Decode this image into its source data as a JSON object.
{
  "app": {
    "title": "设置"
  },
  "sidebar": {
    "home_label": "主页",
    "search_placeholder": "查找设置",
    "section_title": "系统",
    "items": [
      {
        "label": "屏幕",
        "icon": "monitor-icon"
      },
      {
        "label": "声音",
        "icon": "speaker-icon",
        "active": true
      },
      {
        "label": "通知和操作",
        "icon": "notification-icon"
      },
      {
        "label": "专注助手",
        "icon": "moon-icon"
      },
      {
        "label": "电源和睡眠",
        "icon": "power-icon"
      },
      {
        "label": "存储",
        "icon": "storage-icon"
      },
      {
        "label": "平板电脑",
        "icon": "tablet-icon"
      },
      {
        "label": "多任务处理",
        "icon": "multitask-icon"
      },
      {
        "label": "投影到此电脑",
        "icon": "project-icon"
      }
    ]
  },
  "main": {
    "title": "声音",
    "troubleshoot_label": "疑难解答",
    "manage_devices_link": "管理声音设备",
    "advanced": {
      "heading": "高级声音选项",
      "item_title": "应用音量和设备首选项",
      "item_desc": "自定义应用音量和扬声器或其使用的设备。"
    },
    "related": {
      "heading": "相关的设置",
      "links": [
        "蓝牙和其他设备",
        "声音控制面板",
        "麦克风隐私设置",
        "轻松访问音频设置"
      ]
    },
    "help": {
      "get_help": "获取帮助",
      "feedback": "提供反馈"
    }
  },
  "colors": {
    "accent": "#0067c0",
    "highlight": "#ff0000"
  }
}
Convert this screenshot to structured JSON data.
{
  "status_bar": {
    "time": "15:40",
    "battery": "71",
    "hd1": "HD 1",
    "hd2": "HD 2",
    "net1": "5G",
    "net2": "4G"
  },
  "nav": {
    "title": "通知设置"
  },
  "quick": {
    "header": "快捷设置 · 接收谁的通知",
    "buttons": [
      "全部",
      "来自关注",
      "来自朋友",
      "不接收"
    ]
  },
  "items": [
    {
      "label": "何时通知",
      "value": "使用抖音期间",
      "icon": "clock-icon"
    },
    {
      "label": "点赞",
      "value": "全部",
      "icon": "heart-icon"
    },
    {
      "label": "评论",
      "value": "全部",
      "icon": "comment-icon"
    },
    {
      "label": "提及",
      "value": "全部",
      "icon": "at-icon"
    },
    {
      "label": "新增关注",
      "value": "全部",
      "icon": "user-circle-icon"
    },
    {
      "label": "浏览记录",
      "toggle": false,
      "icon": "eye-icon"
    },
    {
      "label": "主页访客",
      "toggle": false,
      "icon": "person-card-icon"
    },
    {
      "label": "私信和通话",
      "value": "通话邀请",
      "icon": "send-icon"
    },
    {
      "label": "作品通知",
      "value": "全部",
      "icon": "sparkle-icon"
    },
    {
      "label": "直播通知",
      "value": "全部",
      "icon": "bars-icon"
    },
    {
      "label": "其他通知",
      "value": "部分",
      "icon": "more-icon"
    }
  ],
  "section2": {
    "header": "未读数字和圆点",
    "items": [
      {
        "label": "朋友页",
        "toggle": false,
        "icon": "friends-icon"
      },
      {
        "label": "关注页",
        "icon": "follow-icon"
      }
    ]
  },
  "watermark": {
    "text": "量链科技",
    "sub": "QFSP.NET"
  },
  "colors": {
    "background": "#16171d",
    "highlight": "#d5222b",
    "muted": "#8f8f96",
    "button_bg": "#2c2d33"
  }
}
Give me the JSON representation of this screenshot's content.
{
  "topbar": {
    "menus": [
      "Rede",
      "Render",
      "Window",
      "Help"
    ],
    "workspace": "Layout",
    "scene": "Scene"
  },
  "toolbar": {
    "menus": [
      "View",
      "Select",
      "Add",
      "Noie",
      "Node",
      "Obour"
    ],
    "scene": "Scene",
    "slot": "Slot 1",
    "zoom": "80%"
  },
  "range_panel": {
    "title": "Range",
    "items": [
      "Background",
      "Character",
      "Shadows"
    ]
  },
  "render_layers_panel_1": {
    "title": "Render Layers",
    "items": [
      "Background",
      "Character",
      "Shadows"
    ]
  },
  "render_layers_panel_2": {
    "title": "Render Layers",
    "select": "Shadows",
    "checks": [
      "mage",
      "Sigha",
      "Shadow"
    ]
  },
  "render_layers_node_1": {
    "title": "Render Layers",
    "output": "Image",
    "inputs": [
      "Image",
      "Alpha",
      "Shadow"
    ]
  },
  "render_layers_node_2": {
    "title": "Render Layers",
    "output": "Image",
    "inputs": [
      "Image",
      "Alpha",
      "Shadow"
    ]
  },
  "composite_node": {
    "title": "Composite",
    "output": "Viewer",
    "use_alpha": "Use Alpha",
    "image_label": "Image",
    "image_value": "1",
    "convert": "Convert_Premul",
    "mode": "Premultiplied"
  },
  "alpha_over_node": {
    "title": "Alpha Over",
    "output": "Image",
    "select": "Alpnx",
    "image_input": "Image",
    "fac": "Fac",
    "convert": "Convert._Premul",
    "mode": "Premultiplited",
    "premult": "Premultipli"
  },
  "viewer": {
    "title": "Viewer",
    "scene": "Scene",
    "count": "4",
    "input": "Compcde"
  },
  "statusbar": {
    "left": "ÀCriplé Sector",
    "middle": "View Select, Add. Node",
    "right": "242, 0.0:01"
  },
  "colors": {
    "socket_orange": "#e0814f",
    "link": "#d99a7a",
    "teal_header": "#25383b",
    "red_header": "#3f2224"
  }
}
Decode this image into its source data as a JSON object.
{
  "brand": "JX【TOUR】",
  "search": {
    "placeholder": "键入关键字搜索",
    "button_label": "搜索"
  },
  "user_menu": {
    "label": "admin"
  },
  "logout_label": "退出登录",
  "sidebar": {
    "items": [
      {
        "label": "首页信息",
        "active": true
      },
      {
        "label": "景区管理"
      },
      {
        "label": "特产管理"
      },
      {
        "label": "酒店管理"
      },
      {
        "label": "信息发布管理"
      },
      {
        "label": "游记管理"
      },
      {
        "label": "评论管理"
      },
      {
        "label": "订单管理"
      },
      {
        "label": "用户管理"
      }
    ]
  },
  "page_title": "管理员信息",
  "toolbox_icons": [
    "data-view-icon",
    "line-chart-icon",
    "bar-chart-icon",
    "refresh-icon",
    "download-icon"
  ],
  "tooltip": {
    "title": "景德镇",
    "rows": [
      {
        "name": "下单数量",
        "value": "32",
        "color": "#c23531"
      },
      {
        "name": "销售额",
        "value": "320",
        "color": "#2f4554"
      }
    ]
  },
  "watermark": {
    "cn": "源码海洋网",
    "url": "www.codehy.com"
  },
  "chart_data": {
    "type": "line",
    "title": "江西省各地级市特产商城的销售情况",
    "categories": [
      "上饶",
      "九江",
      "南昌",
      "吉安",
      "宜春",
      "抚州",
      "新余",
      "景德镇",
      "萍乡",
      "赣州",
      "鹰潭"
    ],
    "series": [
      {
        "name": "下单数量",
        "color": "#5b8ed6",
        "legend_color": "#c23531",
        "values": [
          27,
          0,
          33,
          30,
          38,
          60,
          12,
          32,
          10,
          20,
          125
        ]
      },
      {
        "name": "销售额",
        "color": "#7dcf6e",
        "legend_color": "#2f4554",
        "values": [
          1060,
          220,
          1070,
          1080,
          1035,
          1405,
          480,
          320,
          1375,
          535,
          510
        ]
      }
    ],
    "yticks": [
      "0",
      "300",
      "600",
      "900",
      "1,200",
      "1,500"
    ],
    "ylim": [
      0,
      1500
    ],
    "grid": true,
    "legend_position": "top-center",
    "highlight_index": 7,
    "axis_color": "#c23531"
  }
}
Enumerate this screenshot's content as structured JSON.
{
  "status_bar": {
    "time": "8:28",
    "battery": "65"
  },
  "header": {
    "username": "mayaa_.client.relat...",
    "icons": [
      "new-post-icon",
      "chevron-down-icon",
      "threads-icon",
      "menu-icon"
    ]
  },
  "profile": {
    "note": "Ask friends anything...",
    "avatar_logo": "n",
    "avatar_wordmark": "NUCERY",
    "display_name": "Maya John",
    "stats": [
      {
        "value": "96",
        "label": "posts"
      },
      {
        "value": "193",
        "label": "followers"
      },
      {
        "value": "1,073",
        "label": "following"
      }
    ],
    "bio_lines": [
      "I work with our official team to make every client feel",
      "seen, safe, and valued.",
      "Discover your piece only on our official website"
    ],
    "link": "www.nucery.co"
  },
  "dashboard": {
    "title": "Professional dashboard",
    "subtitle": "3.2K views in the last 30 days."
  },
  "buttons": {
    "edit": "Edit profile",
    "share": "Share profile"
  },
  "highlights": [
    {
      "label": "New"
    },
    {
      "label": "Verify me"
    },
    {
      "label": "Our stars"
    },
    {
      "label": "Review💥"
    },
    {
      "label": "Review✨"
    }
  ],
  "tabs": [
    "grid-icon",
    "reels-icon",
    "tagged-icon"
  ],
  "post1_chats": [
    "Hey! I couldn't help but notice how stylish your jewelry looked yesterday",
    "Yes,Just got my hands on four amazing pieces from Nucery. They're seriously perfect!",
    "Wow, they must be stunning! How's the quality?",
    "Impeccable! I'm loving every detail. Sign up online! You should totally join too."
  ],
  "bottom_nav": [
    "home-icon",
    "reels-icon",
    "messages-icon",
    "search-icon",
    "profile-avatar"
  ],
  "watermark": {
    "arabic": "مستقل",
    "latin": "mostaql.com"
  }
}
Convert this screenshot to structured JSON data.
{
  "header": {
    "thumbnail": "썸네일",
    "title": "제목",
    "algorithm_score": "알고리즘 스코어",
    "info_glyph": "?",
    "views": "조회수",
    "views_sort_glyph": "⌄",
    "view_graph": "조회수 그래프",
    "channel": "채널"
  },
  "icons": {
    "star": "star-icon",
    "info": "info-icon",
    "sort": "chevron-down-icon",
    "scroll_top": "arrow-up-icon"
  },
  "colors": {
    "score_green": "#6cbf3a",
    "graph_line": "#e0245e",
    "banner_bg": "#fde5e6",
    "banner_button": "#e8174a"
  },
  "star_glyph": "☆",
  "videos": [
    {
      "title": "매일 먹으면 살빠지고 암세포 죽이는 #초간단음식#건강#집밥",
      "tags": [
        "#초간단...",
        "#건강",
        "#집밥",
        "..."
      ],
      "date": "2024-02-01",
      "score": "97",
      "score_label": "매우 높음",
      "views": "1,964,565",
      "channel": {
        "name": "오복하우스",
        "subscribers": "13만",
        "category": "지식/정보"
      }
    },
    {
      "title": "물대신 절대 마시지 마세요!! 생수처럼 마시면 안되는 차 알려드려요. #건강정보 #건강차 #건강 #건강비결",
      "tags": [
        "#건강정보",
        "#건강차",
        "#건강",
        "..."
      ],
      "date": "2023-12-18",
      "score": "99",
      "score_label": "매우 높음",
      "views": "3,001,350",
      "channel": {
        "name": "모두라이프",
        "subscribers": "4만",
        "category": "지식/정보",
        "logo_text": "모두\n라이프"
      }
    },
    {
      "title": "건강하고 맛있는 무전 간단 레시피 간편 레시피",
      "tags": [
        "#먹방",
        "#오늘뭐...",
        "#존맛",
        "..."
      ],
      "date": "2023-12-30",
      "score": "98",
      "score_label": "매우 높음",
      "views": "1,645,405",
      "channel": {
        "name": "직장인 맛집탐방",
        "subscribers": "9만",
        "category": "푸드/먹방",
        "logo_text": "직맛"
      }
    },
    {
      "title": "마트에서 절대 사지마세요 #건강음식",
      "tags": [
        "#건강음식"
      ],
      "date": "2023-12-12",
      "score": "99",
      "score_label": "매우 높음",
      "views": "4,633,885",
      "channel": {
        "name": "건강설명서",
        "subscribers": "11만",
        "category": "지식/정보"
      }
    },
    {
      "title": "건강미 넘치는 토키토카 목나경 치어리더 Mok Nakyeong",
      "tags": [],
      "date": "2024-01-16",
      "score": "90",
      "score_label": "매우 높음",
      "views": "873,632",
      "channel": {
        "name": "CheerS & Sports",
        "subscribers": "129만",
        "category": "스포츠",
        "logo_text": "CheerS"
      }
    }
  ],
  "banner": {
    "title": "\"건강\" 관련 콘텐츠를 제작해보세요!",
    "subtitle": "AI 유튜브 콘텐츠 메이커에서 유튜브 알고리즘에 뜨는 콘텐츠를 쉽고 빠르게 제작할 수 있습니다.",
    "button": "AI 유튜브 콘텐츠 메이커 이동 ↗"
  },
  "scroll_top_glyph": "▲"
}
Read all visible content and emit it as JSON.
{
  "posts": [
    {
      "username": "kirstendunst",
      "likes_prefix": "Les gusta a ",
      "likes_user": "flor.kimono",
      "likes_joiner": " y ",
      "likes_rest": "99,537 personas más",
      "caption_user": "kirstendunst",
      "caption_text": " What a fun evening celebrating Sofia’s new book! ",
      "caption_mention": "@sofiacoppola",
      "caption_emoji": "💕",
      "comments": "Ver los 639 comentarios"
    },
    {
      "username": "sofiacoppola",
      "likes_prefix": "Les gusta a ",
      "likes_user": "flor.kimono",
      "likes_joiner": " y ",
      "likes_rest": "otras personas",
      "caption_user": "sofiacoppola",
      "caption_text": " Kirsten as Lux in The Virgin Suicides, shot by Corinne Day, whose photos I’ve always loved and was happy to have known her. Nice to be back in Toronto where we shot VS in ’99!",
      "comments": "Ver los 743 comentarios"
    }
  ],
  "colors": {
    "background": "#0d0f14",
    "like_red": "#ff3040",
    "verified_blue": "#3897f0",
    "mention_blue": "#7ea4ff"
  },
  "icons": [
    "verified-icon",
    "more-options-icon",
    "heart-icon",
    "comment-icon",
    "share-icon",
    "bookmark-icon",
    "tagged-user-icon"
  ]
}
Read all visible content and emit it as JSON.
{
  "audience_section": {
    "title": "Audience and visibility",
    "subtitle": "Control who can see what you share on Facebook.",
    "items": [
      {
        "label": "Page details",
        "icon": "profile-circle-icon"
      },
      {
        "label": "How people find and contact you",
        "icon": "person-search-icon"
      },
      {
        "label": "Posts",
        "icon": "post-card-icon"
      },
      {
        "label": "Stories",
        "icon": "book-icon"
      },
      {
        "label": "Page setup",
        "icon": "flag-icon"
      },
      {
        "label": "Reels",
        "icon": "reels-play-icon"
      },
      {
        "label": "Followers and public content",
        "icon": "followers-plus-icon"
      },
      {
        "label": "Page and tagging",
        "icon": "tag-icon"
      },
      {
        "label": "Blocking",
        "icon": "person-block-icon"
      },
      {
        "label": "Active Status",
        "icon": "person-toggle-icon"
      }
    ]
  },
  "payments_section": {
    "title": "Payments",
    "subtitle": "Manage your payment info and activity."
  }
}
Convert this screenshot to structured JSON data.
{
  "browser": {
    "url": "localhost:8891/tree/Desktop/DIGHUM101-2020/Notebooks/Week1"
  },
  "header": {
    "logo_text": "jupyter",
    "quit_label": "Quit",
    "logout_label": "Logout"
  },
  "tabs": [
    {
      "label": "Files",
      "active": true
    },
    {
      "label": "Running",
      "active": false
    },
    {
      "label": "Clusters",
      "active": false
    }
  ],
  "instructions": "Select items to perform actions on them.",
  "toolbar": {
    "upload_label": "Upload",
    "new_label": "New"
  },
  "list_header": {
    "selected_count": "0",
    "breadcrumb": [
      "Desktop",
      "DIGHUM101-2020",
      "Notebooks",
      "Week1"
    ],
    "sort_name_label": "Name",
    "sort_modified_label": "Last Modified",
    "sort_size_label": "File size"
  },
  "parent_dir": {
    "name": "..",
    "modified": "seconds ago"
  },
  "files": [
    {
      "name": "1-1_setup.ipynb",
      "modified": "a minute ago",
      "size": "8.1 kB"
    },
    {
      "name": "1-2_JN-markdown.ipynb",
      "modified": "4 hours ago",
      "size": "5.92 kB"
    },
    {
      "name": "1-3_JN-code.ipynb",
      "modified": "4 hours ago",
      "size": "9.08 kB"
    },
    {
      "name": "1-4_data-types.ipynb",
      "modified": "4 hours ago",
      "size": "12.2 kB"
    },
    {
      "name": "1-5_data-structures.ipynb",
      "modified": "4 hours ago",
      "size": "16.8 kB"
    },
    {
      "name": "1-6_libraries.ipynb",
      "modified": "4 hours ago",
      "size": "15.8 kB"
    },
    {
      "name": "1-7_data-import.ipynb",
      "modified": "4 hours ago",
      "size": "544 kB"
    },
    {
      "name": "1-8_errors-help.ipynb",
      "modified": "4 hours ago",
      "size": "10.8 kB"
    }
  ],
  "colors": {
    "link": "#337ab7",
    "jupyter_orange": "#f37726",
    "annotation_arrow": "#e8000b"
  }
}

•••••

_Exercise prompt:_ Search the lines above for the string "friends", then show every one that has it.

_Exercise response:_
        "icon": "friends-icon"
    "note": "Ask friends anything...",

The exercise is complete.